- [Exercise description] Spot each line in the records below where the word "مراحل" occurs, then copy it.

┌─ Given data

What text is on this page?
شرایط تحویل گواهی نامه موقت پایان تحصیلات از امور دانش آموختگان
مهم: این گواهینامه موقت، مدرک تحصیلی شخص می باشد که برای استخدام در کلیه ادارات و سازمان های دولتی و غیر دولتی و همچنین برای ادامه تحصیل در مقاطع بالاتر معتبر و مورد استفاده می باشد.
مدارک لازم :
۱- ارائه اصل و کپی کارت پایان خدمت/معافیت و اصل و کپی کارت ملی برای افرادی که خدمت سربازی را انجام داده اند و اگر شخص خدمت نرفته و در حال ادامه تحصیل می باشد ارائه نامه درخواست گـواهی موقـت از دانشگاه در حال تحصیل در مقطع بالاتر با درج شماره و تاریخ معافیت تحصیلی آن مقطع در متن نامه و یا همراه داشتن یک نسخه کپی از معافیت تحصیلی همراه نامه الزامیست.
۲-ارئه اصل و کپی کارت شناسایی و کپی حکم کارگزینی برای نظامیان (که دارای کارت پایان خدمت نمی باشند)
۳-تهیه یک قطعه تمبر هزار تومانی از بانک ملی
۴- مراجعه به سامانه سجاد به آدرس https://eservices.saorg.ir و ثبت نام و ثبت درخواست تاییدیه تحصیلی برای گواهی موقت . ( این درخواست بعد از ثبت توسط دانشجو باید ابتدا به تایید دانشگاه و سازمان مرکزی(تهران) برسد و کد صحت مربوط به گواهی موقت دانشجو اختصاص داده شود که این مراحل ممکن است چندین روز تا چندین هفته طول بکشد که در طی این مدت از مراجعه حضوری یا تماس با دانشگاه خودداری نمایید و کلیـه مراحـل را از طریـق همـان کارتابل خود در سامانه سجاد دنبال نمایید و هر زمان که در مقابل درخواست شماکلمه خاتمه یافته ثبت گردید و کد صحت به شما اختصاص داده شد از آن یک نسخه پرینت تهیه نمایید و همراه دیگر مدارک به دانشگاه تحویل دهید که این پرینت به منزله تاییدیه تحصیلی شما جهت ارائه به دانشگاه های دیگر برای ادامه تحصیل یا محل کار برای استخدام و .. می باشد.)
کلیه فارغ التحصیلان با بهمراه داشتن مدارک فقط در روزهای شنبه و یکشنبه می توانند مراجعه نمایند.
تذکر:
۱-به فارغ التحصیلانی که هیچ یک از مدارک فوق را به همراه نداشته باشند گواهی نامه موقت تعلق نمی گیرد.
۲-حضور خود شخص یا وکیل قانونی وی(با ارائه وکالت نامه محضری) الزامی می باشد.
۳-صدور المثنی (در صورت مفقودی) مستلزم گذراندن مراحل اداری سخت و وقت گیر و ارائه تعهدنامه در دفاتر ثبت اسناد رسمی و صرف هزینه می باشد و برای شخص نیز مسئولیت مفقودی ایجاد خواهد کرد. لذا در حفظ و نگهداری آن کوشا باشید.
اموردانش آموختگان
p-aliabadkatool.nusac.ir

└─
┌─ Given data

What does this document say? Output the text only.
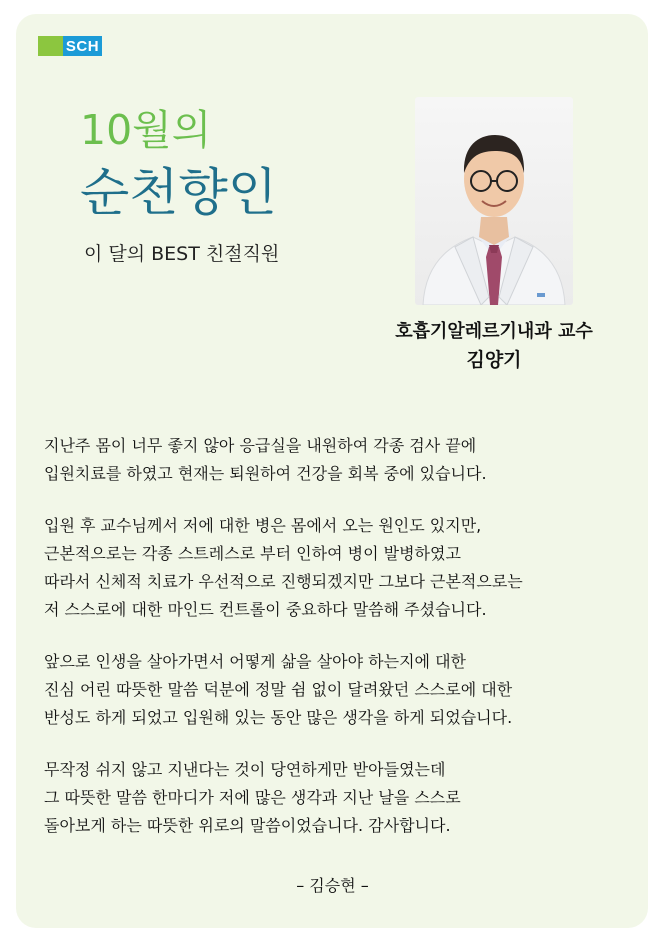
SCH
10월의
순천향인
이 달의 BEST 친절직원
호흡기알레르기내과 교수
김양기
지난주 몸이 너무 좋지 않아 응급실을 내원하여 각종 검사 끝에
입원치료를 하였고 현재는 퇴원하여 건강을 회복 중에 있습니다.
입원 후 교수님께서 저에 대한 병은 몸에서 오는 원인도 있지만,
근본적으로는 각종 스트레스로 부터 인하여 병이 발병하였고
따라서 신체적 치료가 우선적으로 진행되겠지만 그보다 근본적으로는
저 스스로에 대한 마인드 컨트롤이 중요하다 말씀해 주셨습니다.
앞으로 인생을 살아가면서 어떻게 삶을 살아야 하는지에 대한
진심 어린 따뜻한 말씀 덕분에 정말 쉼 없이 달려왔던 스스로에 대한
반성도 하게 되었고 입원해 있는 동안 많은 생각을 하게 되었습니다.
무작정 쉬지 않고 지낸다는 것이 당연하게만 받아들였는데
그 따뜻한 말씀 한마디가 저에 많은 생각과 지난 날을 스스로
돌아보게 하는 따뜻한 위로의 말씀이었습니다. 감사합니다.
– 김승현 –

└─

- [Correct answer]
۴- مراجعه به سامانه سجاد به آدرس https://eservices.saorg.ir و ثبت نام و ثبت درخواست تاییدیه تحصیلی برای گواهی موقت . ( این درخواست بعد از ثبت توسط دانشجو باید ابتدا به تایید دانشگاه و سازمان مرکزی(تهران) برسد و کد صحت مربوط به گواهی موقت دانشجو اختصاص داده شود که این مراحل ممکن است چندین روز تا چندین هفته طول بکشد که در طی این مدت از مراجعه حضوری یا تماس با دانشگاه خودداری نمایید و کلیـه مراحـل را از طریـق همـان کارتابل خود در سامانه سجاد دنبال نمایید و هر زمان که در مقابل درخواست شماکلمه خاتمه یافته ثبت گردید و کد صحت به شما اختصاص داده شد از آن یک نسخه پرینت تهیه نمایید و همراه دیگر مدارک به دانشگاه تحویل دهید که این پرینت به منزله تاییدیه تحصیلی شما جهت ارائه به دانشگاه های دیگر برای ادامه تحصیل یا محل کار برای استخدام و .. می باشد.)
۳-صدور المثنی (در صورت مفقودی) مستلزم گذراندن مراحل اداری سخت و وقت گیر و ارائه تعهدنامه در دفاتر ثبت اسناد رسمی و صرف هزینه می باشد و برای شخص نیز مسئولیت مفقودی ایجاد خواهد کرد. لذا در حفظ و نگهداری آن کوشا باشید.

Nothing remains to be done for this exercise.